Sensitive data detection API - AWS Glue

Sensitive data detection API

The Sensitive data detection API describes the APIs used to detect sensitive data across the columns and rows of your structured data.

Data types

CustomEntityType structure

An object representing a custom pattern for detecting sensitive data across the columns and rows of your structured data.

Fields
  • NameRequired: UTF-8 string, not less than 1 or more than 255 bytes long, matching the Single-line string pattern.

    A name for the custom pattern that allows it to be retrieved or deleted later. This name must be unique per AWS account.

  • RegexStringRequired: UTF-8 string, not less than 1 or more than 255 bytes long, matching the Single-line string pattern.

    A regular expression string that is used for detecting sensitive data in a custom pattern.

  • ContextWords – An array of UTF-8 strings, not less than 1 or more than 20 strings.

    A list of context words. If none of these context words are found within the vicinity of the regular expression the data will not be detected as sensitive data.

    If no context words are passed only a regular expression is checked.

Operations

CreateCustomEntityType action (Python: create_custom_entity_type)

Creates a custom pattern that is used to detect sensitive data across the columns and rows of your structured data.

Each custom pattern you create specifies a regular expression and an optional list of context words. If no context words are passed only a regular expression is checked.

Request
  • NameRequired: UTF-8 string, not less than 1 or more than 255 bytes long, matching the Single-line string pattern.

    A name for the custom pattern that allows it to be retrieved or deleted later. This name must be unique per AWS account.

  • RegexStringRequired: UTF-8 string, not less than 1 or more than 255 bytes long, matching the Single-line string pattern.

    A regular expression string that is used for detecting sensitive data in a custom pattern.

  • ContextWords – An array of UTF-8 strings, not less than 1 or more than 20 strings.

    A list of context words. If none of these context words are found within the vicinity of the regular expression the data will not be detected as sensitive data.

    If no context words are passed only a regular expression is checked.

  • Tags – A map array of key-value pairs, not more than 50 pairs.

    Each key is a UTF-8 string, not less than 1 or more than 128 bytes long.

    Each value is a UTF-8 string, not more than 256 bytes long.

    A list of tags applied to the custom entity type.

Response
  • Name – UTF-8 string, not less than 1 or more than 255 bytes long, matching the Single-line string pattern.

    The name of the custom pattern you created.

Errors
  • AccessDeniedException

  • AlreadyExistsException

  • IdempotentParameterMismatchException

  • InternalServiceException

  • InvalidInputException

  • OperationTimeoutException

  • ResourceNumberLimitExceededException

DeleteCustomEntityType action (Python: delete_custom_entity_type)

Deletes a custom pattern by specifying its name.

Request
  • NameRequired: UTF-8 string, not less than 1 or more than 255 bytes long, matching the Single-line string pattern.

    The name of the custom pattern that you want to delete.

Response
  • Name – UTF-8 string, not less than 1 or more than 255 bytes long, matching the Single-line string pattern.

    The name of the custom pattern you deleted.

Errors
  • EntityNotFoundException

  • AccessDeniedException

  • InternalServiceException

  • InvalidInputException

  • OperationTimeoutException

GetCustomEntityType action (Python: get_custom_entity_type)
--------------------------------------------------
▶ [YOUR OBJECTIVE] Return the part of the API reference starting with "The name of the custom pattern that" and going on through "pattern you deleted.", copied word for word. The data that comes next is separate from the API reference.

▶ [SOURCE EXCERPT]
--------------------------------------------------
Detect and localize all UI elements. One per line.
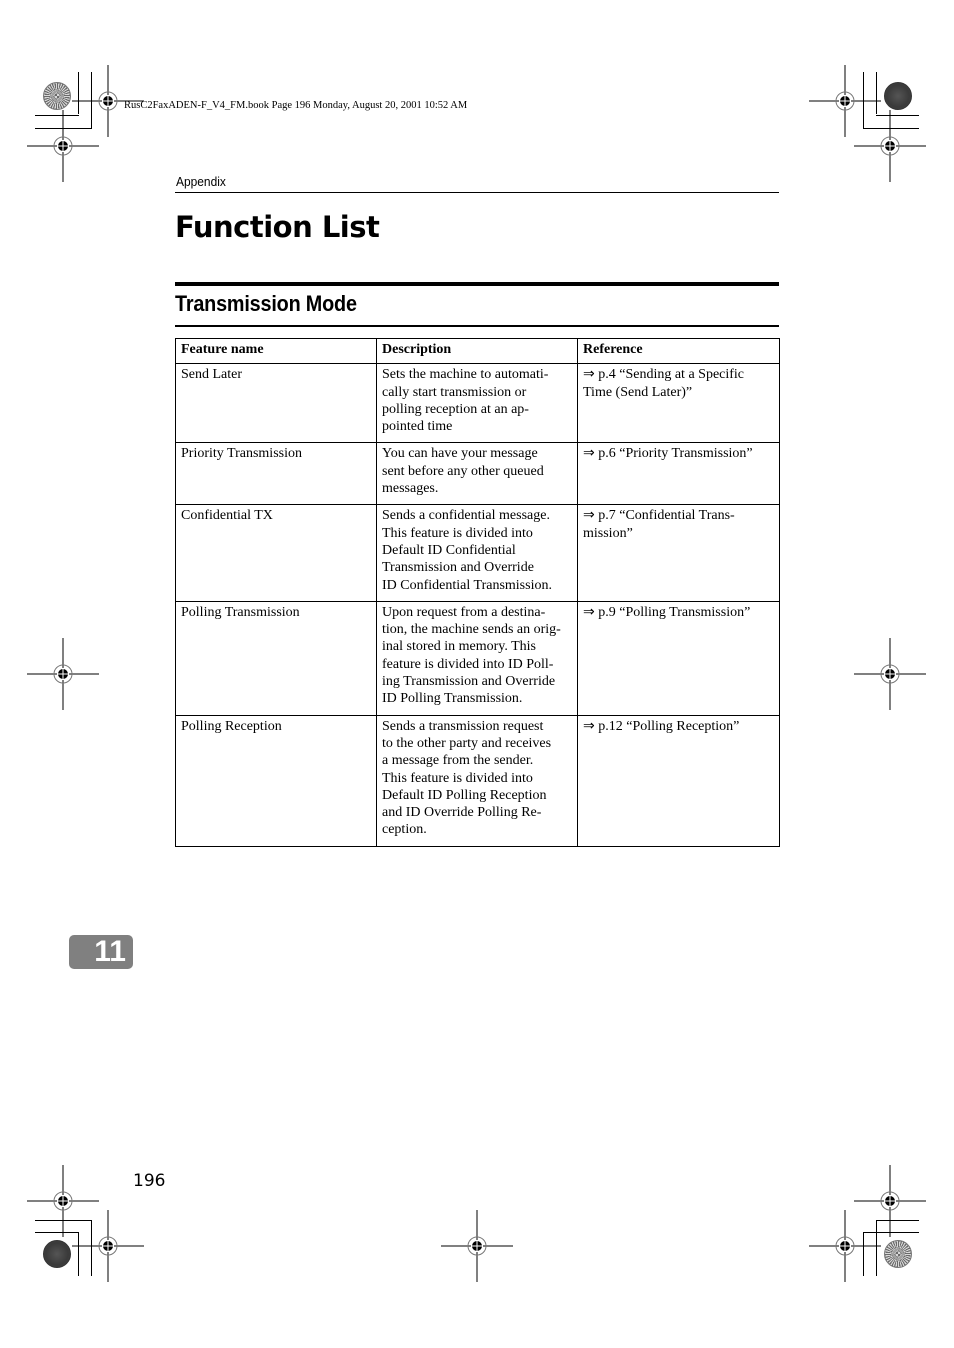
--------------------------------------------------
▶ [WRITTEN SOLUTION]
The name of the custom pattern that you want to delete.

Response
  • Name – UTF-8 string, not less than 1 or more than 255 bytes long, matching the Single-line string pattern.

    The name of the custom pattern you deleted.